- [EXERCISE AIM]
Only lines with the word "triangle" are needed; collect each of them from the listing below.

(Data listing)
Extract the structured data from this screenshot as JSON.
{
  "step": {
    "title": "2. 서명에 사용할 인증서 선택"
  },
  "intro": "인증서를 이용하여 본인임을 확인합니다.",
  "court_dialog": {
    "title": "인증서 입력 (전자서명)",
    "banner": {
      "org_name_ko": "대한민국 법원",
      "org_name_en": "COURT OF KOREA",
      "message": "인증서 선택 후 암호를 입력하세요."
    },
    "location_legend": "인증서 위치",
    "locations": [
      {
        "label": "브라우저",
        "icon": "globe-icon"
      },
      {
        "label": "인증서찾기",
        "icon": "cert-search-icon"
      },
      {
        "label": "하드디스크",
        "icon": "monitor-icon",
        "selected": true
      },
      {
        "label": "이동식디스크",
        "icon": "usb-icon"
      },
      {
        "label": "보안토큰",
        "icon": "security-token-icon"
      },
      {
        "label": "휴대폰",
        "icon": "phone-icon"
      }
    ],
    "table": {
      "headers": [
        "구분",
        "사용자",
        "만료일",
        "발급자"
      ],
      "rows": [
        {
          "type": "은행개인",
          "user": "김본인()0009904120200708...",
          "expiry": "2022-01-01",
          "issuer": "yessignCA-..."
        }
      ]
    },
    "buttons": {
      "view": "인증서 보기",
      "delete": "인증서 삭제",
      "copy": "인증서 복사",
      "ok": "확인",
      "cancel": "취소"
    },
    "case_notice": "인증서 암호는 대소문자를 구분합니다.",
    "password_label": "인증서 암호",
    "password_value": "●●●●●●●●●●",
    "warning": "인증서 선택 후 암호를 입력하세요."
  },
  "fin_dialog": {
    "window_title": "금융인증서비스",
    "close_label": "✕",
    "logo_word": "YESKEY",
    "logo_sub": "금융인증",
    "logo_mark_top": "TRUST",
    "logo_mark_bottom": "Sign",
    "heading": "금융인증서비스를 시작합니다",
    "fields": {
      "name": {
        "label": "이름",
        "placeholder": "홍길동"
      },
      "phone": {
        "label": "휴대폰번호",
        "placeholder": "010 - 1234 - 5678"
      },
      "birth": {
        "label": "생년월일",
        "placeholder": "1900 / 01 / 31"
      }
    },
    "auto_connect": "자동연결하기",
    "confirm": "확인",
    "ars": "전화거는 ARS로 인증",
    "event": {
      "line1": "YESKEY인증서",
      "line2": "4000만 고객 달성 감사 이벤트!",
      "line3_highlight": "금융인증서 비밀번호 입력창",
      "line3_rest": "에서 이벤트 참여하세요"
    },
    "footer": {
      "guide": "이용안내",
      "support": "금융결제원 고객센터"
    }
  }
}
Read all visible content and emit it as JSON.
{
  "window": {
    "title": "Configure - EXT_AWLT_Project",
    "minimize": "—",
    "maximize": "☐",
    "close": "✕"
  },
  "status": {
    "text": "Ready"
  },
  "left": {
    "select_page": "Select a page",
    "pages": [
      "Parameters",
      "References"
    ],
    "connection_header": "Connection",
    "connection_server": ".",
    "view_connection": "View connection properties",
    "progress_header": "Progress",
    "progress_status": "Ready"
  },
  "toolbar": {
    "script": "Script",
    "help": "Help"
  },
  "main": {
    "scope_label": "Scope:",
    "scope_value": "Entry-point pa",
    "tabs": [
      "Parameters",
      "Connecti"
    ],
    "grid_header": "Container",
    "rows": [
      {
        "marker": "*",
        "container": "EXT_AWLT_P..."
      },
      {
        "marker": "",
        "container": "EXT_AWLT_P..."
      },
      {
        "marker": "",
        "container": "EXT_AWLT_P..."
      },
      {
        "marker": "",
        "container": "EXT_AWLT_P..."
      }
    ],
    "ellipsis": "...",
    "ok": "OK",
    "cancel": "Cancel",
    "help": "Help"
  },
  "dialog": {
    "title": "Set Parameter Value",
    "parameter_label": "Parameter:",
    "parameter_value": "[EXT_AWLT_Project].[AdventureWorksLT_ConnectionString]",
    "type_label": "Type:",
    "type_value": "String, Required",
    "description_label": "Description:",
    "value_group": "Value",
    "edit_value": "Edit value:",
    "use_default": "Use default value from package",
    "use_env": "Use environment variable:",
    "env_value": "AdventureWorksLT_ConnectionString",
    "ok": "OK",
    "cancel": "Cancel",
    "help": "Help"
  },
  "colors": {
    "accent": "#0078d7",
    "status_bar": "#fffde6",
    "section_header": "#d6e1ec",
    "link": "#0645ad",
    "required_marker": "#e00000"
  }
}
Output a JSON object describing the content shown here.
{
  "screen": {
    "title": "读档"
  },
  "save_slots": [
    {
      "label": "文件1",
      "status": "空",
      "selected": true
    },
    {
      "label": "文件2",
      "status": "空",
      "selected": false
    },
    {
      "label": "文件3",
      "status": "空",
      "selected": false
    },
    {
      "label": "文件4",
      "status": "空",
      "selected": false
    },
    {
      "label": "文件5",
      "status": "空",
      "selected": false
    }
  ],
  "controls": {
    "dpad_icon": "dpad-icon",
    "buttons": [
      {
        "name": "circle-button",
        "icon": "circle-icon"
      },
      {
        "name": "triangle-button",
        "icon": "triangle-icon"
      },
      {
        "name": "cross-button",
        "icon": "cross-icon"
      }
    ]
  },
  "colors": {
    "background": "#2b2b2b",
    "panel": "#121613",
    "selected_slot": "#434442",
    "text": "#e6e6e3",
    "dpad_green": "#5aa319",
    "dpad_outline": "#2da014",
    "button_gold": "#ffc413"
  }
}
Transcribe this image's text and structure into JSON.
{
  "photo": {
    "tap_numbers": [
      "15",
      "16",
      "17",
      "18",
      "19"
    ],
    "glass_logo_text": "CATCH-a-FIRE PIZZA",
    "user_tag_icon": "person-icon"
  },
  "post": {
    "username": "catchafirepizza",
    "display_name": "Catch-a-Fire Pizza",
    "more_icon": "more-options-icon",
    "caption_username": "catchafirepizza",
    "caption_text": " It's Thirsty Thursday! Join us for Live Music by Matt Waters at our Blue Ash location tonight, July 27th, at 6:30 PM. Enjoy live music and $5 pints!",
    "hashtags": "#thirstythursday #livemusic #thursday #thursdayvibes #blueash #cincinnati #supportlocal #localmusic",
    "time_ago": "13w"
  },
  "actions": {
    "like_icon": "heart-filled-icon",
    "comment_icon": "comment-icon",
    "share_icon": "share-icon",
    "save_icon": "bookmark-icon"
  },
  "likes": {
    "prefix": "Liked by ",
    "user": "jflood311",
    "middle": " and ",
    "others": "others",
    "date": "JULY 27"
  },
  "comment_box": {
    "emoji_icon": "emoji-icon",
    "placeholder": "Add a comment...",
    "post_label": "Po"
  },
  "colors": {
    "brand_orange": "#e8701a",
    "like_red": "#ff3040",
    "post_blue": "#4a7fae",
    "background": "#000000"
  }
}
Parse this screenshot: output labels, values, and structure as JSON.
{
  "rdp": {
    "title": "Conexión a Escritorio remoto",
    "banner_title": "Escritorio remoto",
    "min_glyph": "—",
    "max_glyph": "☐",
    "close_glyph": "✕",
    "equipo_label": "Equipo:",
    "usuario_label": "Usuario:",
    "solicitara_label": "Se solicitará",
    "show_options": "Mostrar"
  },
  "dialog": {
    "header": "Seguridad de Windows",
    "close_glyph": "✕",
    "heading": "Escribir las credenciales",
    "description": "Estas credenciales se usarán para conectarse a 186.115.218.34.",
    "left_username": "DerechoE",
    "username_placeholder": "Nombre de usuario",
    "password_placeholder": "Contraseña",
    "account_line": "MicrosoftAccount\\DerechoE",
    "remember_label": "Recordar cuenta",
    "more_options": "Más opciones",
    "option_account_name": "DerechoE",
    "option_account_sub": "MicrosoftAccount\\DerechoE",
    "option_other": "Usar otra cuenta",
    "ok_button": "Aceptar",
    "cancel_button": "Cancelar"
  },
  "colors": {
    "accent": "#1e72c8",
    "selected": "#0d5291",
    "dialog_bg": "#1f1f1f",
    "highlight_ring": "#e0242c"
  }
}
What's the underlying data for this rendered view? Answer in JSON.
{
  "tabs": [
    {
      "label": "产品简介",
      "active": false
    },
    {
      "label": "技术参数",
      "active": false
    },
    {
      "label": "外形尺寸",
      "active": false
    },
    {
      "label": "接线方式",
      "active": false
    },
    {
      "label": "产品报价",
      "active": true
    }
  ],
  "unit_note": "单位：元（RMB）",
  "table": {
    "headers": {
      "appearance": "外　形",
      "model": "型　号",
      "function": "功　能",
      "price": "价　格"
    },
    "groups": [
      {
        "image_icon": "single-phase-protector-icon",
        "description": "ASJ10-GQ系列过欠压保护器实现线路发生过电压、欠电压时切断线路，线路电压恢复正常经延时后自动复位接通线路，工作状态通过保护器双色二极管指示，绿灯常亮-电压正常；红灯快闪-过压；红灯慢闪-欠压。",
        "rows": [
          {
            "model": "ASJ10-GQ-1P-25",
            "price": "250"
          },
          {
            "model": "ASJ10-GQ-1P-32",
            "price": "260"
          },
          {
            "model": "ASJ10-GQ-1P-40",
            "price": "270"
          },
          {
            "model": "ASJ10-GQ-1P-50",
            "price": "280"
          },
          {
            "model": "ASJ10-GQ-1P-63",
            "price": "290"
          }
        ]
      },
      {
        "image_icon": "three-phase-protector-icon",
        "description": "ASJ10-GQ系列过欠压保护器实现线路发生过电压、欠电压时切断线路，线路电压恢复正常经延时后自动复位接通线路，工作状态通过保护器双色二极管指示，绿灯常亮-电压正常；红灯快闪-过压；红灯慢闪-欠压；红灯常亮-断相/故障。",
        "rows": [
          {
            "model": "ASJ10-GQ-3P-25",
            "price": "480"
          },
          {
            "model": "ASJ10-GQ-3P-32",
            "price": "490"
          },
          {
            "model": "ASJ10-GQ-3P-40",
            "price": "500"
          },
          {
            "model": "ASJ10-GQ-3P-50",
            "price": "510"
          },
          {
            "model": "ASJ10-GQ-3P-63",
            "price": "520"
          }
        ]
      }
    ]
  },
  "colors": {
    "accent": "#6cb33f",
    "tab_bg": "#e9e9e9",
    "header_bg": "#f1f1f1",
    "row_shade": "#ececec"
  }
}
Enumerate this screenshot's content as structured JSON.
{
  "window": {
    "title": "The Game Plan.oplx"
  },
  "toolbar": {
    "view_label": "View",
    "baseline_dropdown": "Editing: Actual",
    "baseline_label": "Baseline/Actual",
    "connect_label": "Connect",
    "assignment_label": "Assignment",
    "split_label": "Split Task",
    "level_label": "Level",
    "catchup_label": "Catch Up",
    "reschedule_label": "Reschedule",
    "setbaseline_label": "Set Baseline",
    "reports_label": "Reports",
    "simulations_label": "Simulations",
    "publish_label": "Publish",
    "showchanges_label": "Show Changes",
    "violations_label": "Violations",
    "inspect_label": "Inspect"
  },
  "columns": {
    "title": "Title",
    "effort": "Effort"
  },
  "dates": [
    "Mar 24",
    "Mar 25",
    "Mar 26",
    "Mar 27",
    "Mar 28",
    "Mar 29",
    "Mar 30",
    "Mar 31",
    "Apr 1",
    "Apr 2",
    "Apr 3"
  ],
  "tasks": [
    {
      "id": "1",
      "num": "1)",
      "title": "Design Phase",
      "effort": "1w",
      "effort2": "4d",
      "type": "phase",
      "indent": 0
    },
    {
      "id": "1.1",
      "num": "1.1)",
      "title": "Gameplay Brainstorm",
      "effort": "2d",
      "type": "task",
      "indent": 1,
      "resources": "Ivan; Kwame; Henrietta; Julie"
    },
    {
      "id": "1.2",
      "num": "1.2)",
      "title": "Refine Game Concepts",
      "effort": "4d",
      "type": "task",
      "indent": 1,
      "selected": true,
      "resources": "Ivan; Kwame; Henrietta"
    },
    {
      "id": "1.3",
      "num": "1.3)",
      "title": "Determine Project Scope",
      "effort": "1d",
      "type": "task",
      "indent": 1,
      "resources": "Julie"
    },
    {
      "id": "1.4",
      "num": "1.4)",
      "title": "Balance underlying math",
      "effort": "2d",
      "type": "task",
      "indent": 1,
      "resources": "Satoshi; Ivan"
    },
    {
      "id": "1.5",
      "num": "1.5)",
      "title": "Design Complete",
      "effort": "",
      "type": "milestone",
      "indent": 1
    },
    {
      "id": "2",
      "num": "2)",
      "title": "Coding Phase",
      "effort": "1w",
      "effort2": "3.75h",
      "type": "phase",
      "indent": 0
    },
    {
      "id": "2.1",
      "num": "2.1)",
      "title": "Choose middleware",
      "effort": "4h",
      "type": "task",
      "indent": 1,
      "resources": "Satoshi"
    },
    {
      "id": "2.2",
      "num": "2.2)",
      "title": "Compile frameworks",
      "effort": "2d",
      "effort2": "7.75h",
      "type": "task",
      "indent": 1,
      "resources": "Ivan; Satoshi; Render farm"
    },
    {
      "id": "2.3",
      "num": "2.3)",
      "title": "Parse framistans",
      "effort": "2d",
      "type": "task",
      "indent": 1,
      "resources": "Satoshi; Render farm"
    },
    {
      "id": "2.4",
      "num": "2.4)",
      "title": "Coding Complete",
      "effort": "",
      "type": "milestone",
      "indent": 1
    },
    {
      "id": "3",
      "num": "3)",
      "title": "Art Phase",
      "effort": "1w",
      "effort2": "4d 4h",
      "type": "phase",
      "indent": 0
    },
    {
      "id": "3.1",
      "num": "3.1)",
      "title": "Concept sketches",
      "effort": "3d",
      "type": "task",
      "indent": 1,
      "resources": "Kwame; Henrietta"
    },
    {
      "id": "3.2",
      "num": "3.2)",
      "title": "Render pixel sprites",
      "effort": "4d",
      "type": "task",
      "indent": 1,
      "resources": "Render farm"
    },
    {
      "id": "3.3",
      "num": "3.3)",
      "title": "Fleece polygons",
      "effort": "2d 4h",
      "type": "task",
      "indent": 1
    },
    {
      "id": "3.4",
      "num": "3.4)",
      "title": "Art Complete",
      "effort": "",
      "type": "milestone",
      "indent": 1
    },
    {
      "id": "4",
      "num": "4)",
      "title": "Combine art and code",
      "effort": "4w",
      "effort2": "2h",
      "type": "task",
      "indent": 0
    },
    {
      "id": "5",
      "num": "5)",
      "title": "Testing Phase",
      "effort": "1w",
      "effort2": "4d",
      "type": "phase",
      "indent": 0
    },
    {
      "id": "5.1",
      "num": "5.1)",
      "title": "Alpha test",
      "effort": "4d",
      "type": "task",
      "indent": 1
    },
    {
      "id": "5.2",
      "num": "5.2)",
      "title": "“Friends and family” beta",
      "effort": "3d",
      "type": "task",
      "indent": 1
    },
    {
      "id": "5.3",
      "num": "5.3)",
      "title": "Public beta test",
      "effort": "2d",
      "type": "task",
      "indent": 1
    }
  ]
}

- [WRITTEN ANSWER]
        "name": "triangle-button",
        "icon": "triangle-icon"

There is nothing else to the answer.